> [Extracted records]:
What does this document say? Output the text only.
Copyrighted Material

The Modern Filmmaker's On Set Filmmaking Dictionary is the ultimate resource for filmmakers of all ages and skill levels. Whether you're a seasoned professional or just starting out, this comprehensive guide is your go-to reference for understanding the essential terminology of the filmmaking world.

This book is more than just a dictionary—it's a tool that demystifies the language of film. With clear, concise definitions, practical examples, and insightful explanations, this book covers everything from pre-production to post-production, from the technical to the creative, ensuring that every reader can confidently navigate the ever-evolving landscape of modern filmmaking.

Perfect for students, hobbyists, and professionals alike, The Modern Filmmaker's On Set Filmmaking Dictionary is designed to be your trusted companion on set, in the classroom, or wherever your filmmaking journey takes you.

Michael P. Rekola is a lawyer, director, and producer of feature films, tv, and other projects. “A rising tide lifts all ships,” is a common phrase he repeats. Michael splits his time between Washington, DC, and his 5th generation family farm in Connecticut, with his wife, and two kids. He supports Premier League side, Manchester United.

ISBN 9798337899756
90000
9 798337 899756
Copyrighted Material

* * *

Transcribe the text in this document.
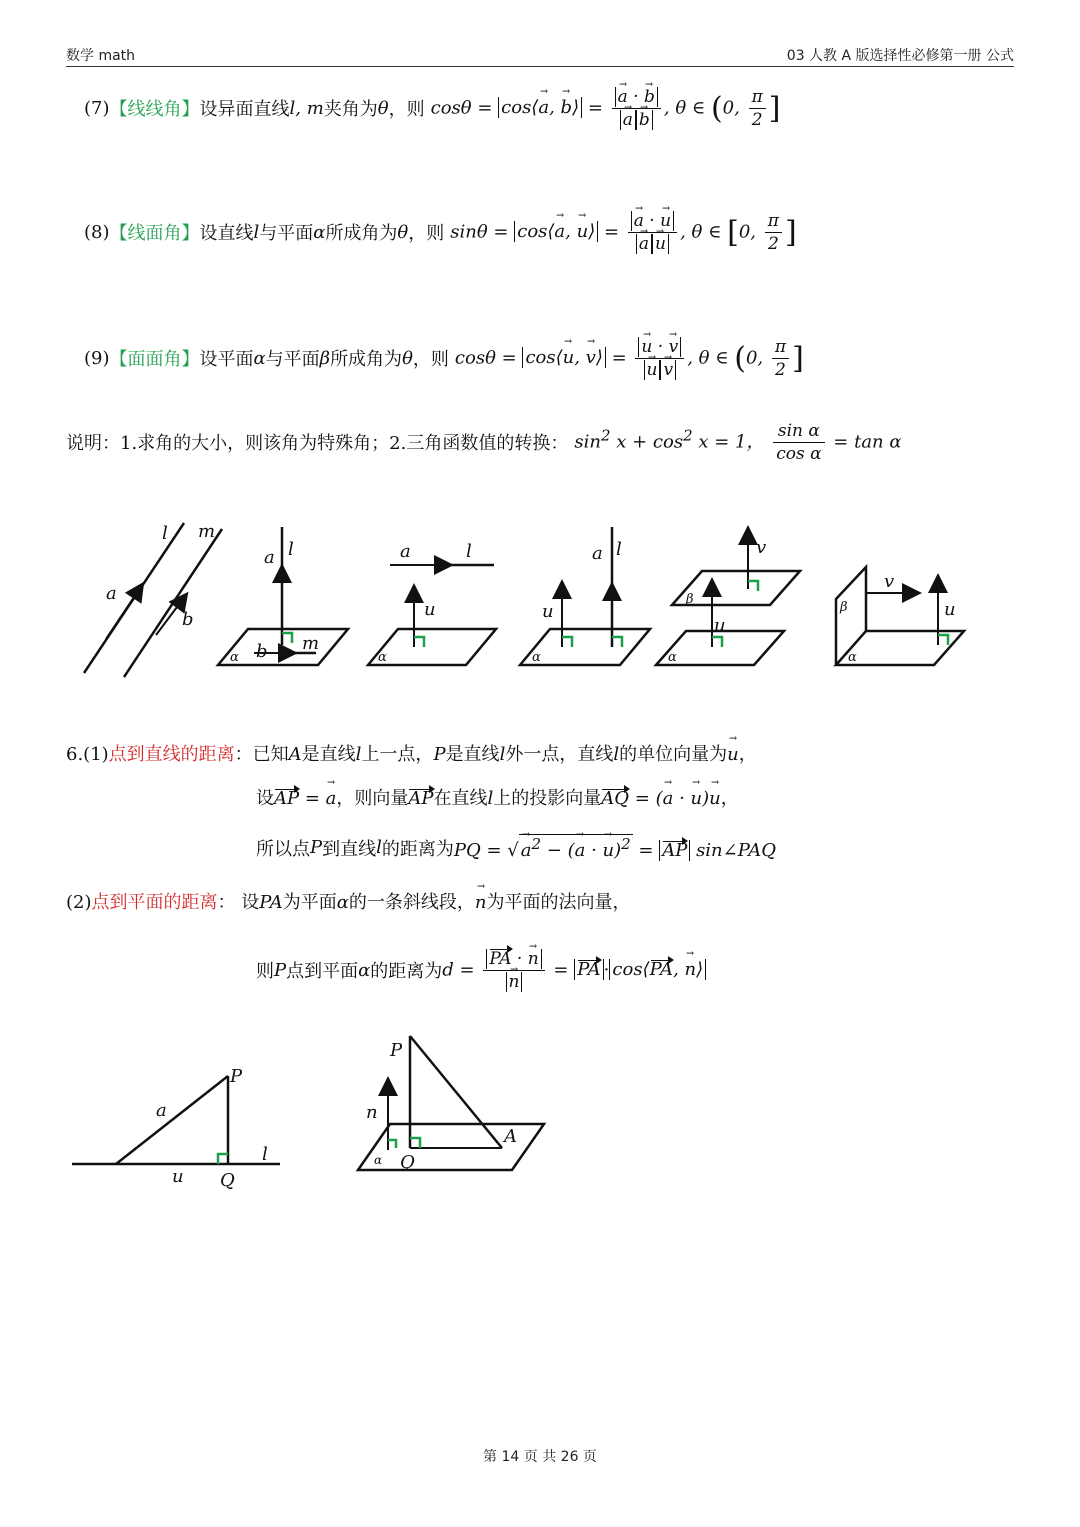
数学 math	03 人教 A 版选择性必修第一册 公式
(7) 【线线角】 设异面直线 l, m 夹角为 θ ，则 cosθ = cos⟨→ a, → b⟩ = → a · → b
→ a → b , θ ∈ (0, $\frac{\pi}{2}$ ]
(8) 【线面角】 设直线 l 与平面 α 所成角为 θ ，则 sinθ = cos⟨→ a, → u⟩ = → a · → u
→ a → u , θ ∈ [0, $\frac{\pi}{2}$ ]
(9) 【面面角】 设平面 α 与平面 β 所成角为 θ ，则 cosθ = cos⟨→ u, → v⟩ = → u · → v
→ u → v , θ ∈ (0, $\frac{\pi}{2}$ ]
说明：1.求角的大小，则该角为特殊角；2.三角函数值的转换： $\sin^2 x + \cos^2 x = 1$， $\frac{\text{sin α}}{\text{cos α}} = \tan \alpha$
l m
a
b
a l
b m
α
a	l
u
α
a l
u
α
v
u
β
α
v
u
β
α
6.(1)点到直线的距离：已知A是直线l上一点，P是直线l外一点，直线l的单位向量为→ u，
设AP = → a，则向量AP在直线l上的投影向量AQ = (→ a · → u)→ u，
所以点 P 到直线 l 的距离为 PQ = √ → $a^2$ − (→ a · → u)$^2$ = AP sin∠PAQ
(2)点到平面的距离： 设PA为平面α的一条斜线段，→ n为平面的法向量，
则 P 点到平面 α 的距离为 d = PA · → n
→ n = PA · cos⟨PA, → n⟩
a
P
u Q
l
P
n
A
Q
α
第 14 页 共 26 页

---

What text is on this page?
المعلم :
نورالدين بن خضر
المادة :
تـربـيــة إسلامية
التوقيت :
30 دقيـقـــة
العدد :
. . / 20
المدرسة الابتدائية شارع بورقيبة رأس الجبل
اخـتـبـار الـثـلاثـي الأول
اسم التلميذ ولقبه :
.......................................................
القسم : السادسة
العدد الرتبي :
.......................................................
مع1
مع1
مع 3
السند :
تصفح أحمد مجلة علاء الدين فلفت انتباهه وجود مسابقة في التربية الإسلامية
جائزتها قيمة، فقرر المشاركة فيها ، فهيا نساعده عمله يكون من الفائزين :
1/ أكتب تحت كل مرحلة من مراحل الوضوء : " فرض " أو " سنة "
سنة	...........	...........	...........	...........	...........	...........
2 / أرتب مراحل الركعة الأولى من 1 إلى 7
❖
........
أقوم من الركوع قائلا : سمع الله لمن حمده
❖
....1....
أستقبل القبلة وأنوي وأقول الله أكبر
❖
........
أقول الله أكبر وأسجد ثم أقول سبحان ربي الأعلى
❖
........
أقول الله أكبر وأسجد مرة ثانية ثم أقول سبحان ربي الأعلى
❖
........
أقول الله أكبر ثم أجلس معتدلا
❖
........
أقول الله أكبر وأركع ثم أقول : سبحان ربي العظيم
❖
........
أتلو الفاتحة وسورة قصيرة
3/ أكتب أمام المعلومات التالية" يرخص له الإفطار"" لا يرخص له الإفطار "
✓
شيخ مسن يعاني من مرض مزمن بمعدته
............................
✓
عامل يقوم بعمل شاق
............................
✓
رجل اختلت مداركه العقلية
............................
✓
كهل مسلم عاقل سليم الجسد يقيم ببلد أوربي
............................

> [WHAT THE TASK REQUIRES]: Search the lines for "سبحان". Copy each line that has it.

> [REPLY]:
أقول الله أكبر وأسجد ثم أقول سبحان ربي الأعلى
أقول الله أكبر وأسجد مرة ثانية ثم أقول سبحان ربي الأعلى
أقول الله أكبر وأركع ثم أقول : سبحان ربي العظيم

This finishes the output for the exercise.